→ **Directive**:
Look through the data below. Show each line where the string "Pesquisar" occurs.

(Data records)
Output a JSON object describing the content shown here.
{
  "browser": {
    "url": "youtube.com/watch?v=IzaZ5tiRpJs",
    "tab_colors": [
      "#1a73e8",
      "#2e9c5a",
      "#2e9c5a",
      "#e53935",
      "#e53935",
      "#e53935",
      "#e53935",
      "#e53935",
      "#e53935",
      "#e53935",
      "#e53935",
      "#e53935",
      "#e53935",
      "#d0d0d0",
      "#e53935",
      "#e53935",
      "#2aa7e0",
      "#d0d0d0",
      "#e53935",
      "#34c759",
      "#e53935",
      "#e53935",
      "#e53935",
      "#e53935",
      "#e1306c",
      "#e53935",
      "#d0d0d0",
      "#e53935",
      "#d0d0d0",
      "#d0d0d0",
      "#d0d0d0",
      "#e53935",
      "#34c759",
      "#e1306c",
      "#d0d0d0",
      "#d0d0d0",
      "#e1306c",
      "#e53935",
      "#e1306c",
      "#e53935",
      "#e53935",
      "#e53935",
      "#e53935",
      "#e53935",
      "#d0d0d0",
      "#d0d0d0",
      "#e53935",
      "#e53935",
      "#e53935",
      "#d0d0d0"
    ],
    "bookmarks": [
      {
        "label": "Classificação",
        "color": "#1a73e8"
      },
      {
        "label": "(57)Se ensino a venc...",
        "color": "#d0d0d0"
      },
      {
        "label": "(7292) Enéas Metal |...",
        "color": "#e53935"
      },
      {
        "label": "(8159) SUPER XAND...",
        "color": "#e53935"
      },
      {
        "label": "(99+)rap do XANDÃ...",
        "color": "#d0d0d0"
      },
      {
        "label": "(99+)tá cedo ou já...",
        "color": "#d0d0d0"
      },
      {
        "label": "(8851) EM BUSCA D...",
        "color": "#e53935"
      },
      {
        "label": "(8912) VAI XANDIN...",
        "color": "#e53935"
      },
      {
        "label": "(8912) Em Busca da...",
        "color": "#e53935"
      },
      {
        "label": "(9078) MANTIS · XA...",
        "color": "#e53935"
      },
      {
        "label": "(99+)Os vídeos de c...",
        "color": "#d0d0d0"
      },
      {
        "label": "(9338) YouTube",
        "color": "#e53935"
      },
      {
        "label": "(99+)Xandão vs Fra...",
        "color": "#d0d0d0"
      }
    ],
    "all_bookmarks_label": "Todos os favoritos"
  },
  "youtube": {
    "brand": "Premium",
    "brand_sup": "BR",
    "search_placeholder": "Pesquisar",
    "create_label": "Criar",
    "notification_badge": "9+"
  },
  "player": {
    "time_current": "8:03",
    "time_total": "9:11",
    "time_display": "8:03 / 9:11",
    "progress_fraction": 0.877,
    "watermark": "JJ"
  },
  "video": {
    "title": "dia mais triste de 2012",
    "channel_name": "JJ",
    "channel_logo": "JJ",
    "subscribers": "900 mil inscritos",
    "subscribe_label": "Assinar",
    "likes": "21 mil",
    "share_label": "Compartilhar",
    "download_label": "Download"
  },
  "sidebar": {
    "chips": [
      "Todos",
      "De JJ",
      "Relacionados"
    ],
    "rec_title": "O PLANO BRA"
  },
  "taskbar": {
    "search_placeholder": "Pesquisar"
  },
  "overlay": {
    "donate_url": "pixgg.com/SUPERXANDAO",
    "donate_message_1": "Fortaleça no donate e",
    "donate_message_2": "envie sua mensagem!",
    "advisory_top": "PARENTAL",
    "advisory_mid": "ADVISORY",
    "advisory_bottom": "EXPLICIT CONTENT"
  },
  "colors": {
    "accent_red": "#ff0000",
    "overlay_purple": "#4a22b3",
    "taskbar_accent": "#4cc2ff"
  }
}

→ **Reply to the exercise**:
    "search_placeholder": "Pesquisar",
    "search_placeholder": "Pesquisar"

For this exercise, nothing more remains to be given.